-- START Materials provided --

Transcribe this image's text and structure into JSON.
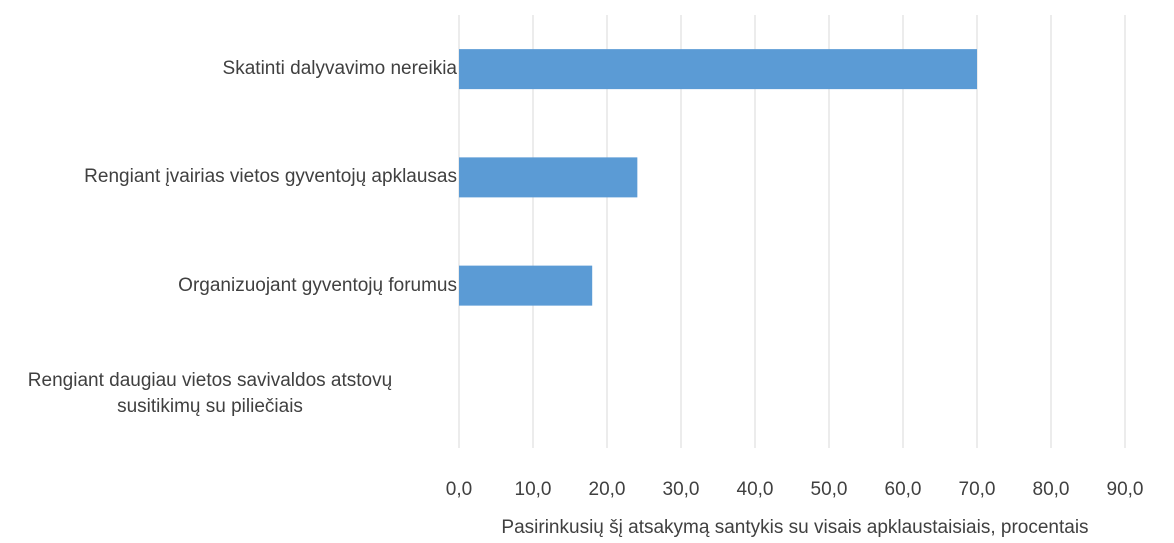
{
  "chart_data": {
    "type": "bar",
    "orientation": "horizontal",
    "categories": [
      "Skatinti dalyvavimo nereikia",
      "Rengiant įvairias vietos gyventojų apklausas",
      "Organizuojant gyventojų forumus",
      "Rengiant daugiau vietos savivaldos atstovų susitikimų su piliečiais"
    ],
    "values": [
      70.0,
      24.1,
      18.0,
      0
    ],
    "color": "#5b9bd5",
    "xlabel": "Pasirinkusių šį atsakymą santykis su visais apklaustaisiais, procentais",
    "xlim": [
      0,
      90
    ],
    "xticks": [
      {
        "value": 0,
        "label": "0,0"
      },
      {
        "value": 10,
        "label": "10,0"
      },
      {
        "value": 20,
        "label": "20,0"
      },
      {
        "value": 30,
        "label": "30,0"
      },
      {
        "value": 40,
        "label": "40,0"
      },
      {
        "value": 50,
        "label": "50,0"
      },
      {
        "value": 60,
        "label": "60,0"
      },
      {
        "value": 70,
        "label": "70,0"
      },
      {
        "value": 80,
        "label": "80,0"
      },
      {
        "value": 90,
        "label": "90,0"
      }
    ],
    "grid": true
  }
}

-- END Materials provided --

▶ _Set task_
Exclude the pictures, and transcribe all of the material exactly.

▶ _Output_
Transcribe this image's text and structure into JSON.
{
  "chart_data": {
    "type": "bar",
    "orientation": "horizontal",
    "categories": [
      "Skatinti dalyvavimo nereikia",
      "Rengiant įvairias vietos gyventojų apklausas",
      "Organizuojant gyventojų forumus",
      "Rengiant daugiau vietos savivaldos atstovų susitikimų su piliečiais"
    ],
    "values": [
      70.0,
      24.1,
      18.0,
      0
    ],
    "color": "#5b9bd5",
    "xlabel": "Pasirinkusių šį atsakymą santykis su visais apklaustaisiais, procentais",
    "xlim": [
      0,
      90
    ],
    "xticks": [
      {
        "value": 0,
        "label": "0,0"
      },
      {
        "value": 10,
        "label": "10,0"
      },
      {
        "value": 20,
        "label": "20,0"
      },
      {
        "value": 30,
        "label": "30,0"
      },
      {
        "value": 40,
        "label": "40,0"
      },
      {
        "value": 50,
        "label": "50,0"
      },
      {
        "value": 60,
        "label": "60,0"
      },
      {
        "value": 70,
        "label": "70,0"
      },
      {
        "value": 80,
        "label": "80,0"
      },
      {
        "value": 90,
        "label": "90,0"
      }
    ],
    "grid": true
  }
}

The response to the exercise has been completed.